Say how many lines hold the string "name", and nothing more.

>> Start Provided entries

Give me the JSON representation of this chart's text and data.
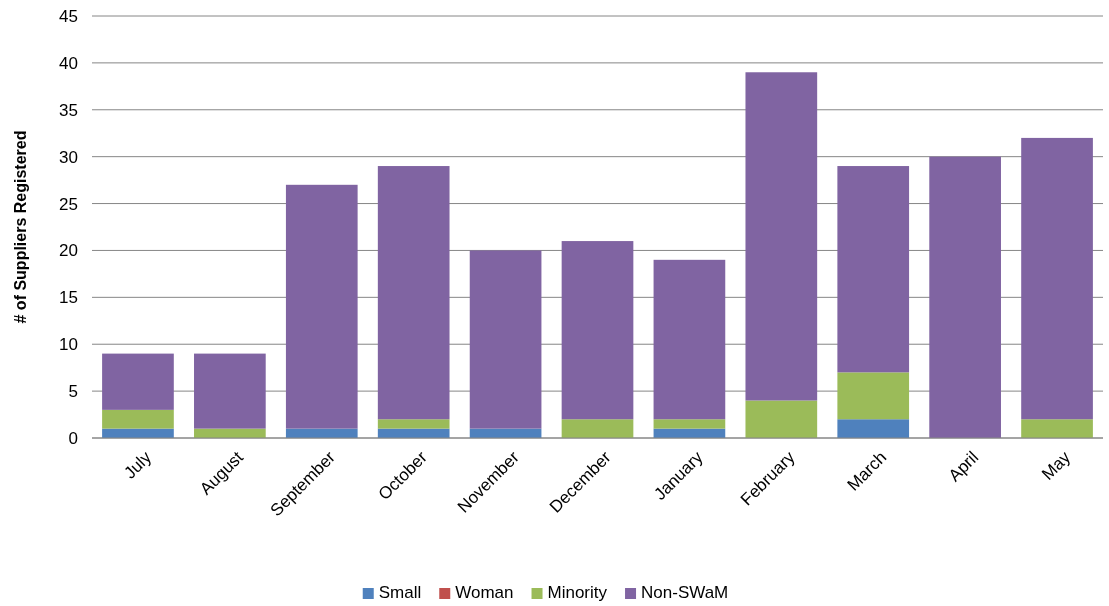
{
  "chart_data": {
    "type": "bar",
    "stacked": true,
    "ylabel": "# of Suppliers Registered",
    "categories": [
      "July",
      "August",
      "September",
      "October",
      "November",
      "December",
      "January",
      "February",
      "March",
      "April",
      "May"
    ],
    "series": [
      {
        "name": "Small",
        "color": "#4f81bd",
        "values": [
          1,
          0,
          1,
          1,
          1,
          0,
          1,
          0,
          2,
          0,
          0
        ]
      },
      {
        "name": "Woman",
        "color": "#c0504d",
        "values": [
          0,
          0,
          0,
          0,
          0,
          0,
          0,
          0,
          0,
          0,
          0
        ]
      },
      {
        "name": "Minority",
        "color": "#9bbb59",
        "values": [
          2,
          1,
          0,
          1,
          0,
          2,
          1,
          4,
          5,
          0,
          2
        ]
      },
      {
        "name": "Non-SWaM",
        "color": "#8064a2",
        "values": [
          6,
          8,
          26,
          27,
          19,
          19,
          17,
          35,
          22,
          30,
          30
        ]
      }
    ],
    "ylim": [
      0,
      45
    ],
    "yticks": [
      0,
      5,
      10,
      15,
      20,
      25,
      30,
      35,
      40,
      45
    ],
    "grid": "y",
    "legend": "bottom"
  }
}
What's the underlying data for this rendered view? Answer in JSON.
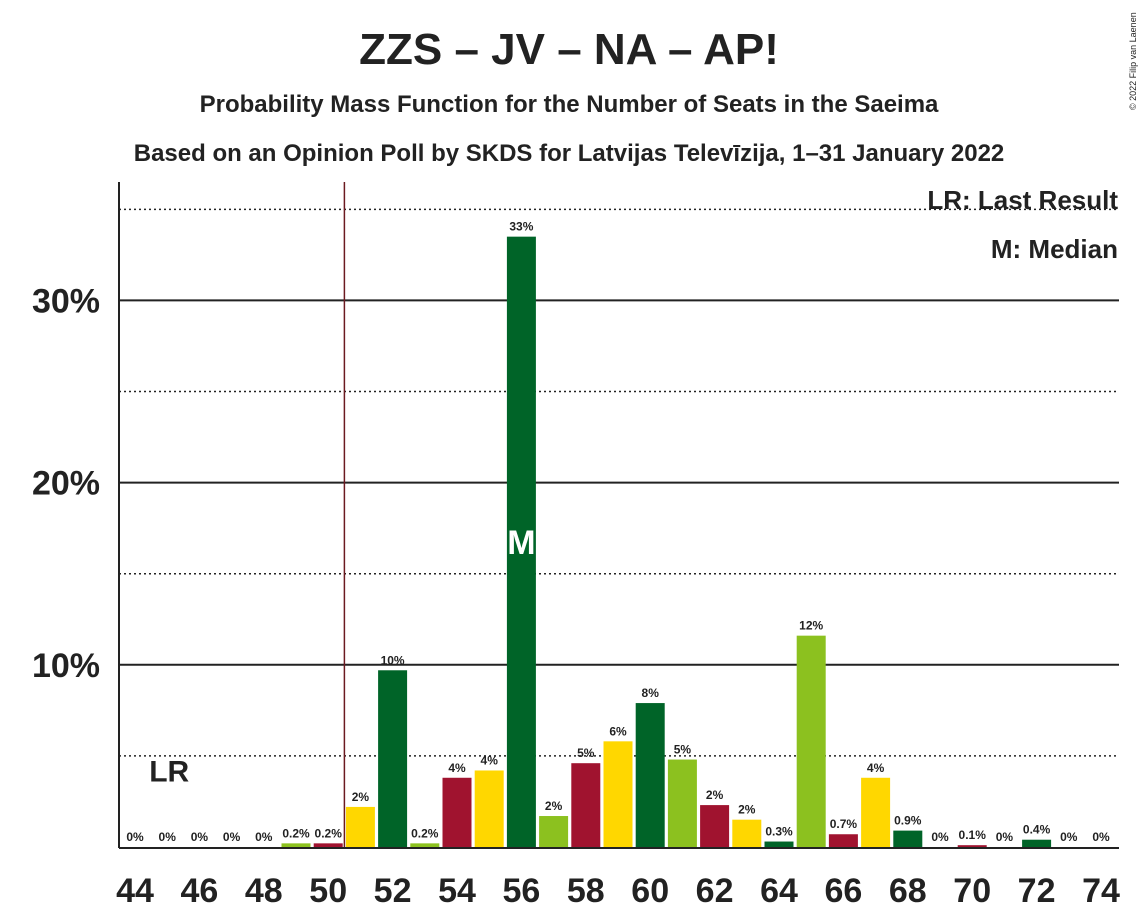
{
  "title": "ZZS – JV – NA – AP!",
  "subtitle1": "Probability Mass Function for the Number of Seats in the Saeima",
  "subtitle2": "Based on an Opinion Poll by SKDS for Latvijas Televīzija, 1–31 January 2022",
  "copyright": "© 2022 Filip van Laenen",
  "legend": {
    "lr": "LR: Last Result",
    "median": "M: Median"
  },
  "lr_marker": "LR",
  "median_marker": "M",
  "colors": {
    "red": "#A0132F",
    "yellow": "#FFD700",
    "green": "#006428",
    "lime": "#8CC11F",
    "lr_line": "#6B1A20"
  },
  "chart_data": {
    "type": "bar",
    "ylim": [
      0,
      36.5
    ],
    "yticks": [
      10,
      20,
      30
    ],
    "ytick_labels": [
      "10%",
      "20%",
      "30%"
    ],
    "grid": "solid major lines at 10/20/30, dotted at 5/15/25/35",
    "last_result": 51,
    "median": 56,
    "x_ticks": [
      44,
      46,
      48,
      50,
      52,
      54,
      56,
      58,
      60,
      62,
      64,
      66,
      68,
      70,
      72,
      74
    ],
    "x": [
      44,
      45,
      46,
      47,
      48,
      49,
      50,
      51,
      52,
      53,
      54,
      55,
      56,
      57,
      58,
      59,
      60,
      61,
      62,
      63,
      64,
      65,
      66,
      67,
      68,
      69,
      70,
      71,
      72,
      73,
      74
    ],
    "values": [
      0,
      0,
      0,
      0,
      0,
      0.2,
      0.2,
      2.2,
      9.7,
      0.2,
      3.8,
      4.2,
      33.5,
      1.7,
      4.6,
      5.8,
      7.9,
      4.8,
      2.3,
      1.5,
      0.3,
      11.6,
      0.7,
      3.8,
      0.9,
      0,
      0.1,
      0,
      0.4,
      0,
      0
    ],
    "labels": [
      "0%",
      "0%",
      "0%",
      "0%",
      "0%",
      "0.2%",
      "0.2%",
      "2%",
      "10%",
      "0.2%",
      "4%",
      "4%",
      "33%",
      "2%",
      "5%",
      "6%",
      "8%",
      "5%",
      "2%",
      "2%",
      "0.3%",
      "12%",
      "0.7%",
      "4%",
      "0.9%",
      "0%",
      "0.1%",
      "0%",
      "0.4%",
      "0%",
      "0%"
    ]
  }
}
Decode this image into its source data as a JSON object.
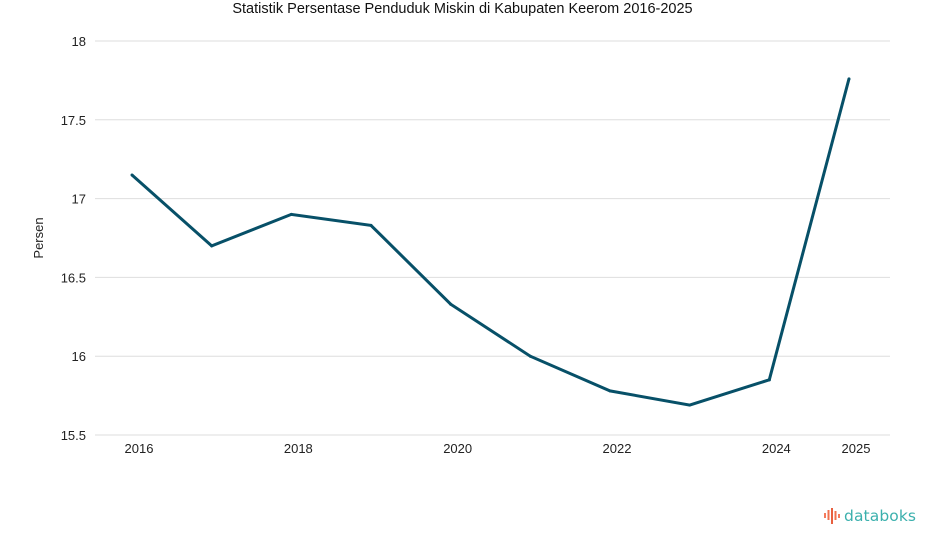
{
  "chart_data": {
    "type": "line",
    "title": "Statistik Persentase Penduduk Miskin di Kabupaten Keerom 2016-2025",
    "xlabel": "",
    "ylabel": "Persen",
    "x": [
      2016,
      2017,
      2018,
      2019,
      2020,
      2021,
      2022,
      2023,
      2024,
      2025
    ],
    "x_tick_labels": [
      "2016",
      "2018",
      "2020",
      "2022",
      "2024",
      "2025"
    ],
    "x_tick_values": [
      2016,
      2018,
      2020,
      2022,
      2024,
      2025
    ],
    "y_tick_labels": [
      "18",
      "17.5",
      "17",
      "16.5",
      "16",
      "15.5"
    ],
    "y_tick_values": [
      18,
      17.5,
      17,
      16.5,
      16,
      15.5
    ],
    "ylim": [
      15.5,
      18
    ],
    "grid": true,
    "legend": "none",
    "series": [
      {
        "name": "Persentase Penduduk Miskin",
        "color": "#075068",
        "values": [
          17.15,
          16.7,
          16.9,
          16.83,
          16.33,
          16.0,
          15.78,
          15.69,
          15.85,
          17.76
        ]
      }
    ]
  },
  "brand": {
    "name": "databoks",
    "color": "#3bb0ad",
    "icon": "databoks-bars-icon"
  }
}
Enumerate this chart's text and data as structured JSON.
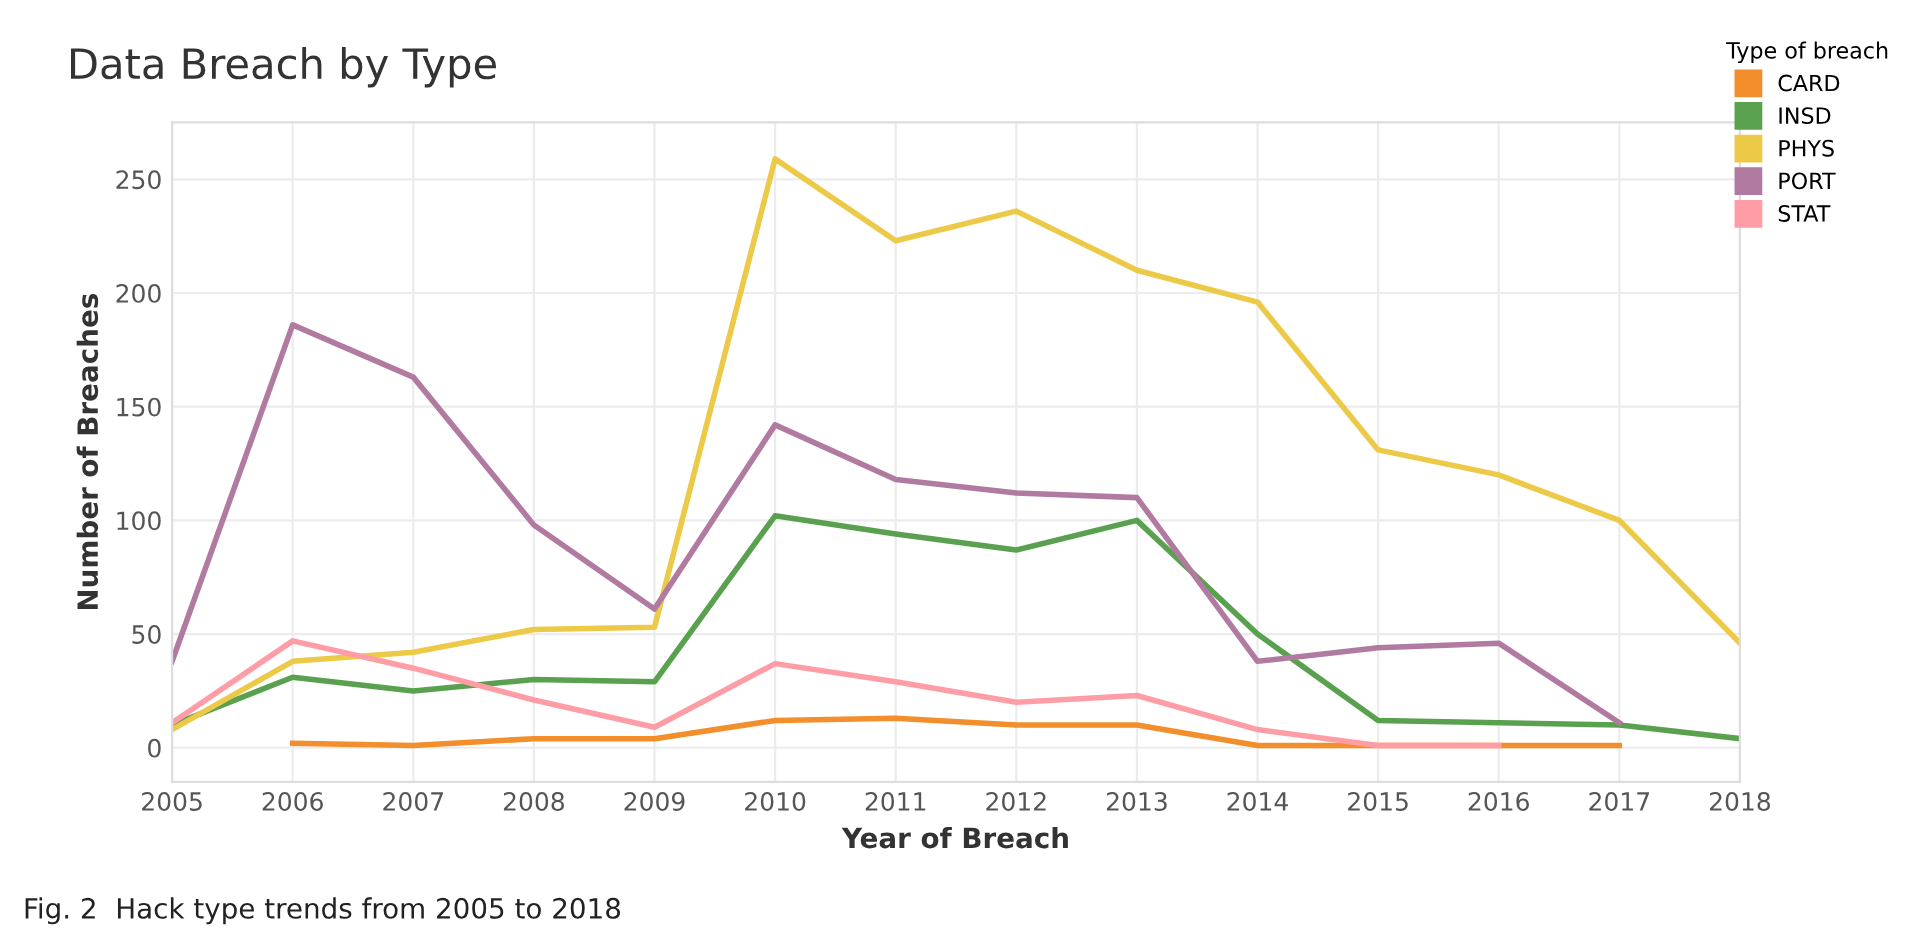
{
  "chart_data": {
    "type": "line",
    "title": "Data Breach by Type",
    "xlabel": "Year of Breach",
    "ylabel": "Number of Breaches",
    "legend_title": "Type of breach",
    "x": [
      2005,
      2006,
      2007,
      2008,
      2009,
      2010,
      2011,
      2012,
      2013,
      2014,
      2015,
      2016,
      2017,
      2018
    ],
    "series": [
      {
        "name": "CARD",
        "color": "#f28e2b",
        "values": [
          null,
          2,
          1,
          4,
          4,
          12,
          13,
          10,
          10,
          1,
          1,
          1,
          1,
          null
        ]
      },
      {
        "name": "INSD",
        "color": "#59a14f",
        "values": [
          10,
          31,
          25,
          30,
          29,
          102,
          94,
          87,
          100,
          50,
          12,
          11,
          10,
          4
        ]
      },
      {
        "name": "PHYS",
        "color": "#edc948",
        "values": [
          8,
          38,
          42,
          52,
          53,
          259,
          223,
          236,
          210,
          196,
          131,
          120,
          100,
          46
        ]
      },
      {
        "name": "PORT",
        "color": "#b07aa1",
        "values": [
          38,
          186,
          163,
          98,
          61,
          142,
          118,
          112,
          110,
          38,
          44,
          46,
          11,
          null
        ]
      },
      {
        "name": "STAT",
        "color": "#ff9da7",
        "values": [
          11,
          47,
          35,
          21,
          9,
          37,
          29,
          20,
          23,
          8,
          1,
          1,
          null,
          null
        ]
      }
    ],
    "xlim": [
      2005,
      2018
    ],
    "xticks": [
      2005,
      2006,
      2007,
      2008,
      2009,
      2010,
      2011,
      2012,
      2013,
      2014,
      2015,
      2016,
      2017,
      2018
    ],
    "ylim": [
      -15,
      275
    ],
    "yticks": [
      0,
      50,
      100,
      150,
      200,
      250
    ],
    "grid": true,
    "legend": "top right",
    "marker": "none",
    "line_style": "solid",
    "annotations": [
      "Fig. 2  Hack type trends from 2005 to 2018"
    ]
  }
}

>> End Provided entries

▶ [Answer to this task]: 11